▸ EXCERPT
Stephen King has been interviewed by many people. As a best-selling author and a master craftsman of tales of horror, he frequently appears in the popular press and media. Through King's own words, students can get a good picture of the man and the writer. Teachers can use King's remarks to encourage discussions about writing and his stories. King's comments have been grouped by topic for easy reference and discussion.

Readers and Reading

"Horror fiction was conservative and that was its appeal to teenagers - the two things go together because teenagers are the most conservative people in American society. You know, small children take it as a matter of course that things will change every day and grown-ups understand that things change sooner or later and their job is to keep them from changing as long as possible. It's only kids in high school who are convinced they're never going to change."

Annotated region listings
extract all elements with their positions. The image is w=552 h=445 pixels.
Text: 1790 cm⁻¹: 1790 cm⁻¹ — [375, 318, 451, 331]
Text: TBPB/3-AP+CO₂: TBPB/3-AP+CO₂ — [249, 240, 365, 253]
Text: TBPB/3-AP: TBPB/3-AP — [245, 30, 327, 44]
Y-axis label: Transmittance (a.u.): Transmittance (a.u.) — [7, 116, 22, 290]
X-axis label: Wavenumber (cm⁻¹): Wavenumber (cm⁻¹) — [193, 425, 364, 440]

▸ REQUEST 1
Translate this sentence from the Stephen King excerpt into Spanish: "Teachers can use King's remarks to encourage discussions about writing and his stories."
▸ REQUEST 2
List every age group of people named in the quotation under "Readers and Reading" in the Stephen King excerpt.

▸ EXERCISE ANSWER 1
Los maestros pueden usar los comentarios de King para fomentar debates sobre la escritura y sus historias.

▸ EXERCISE ANSWER 2
- teenagers
- small children
- grown-ups
- kids in high school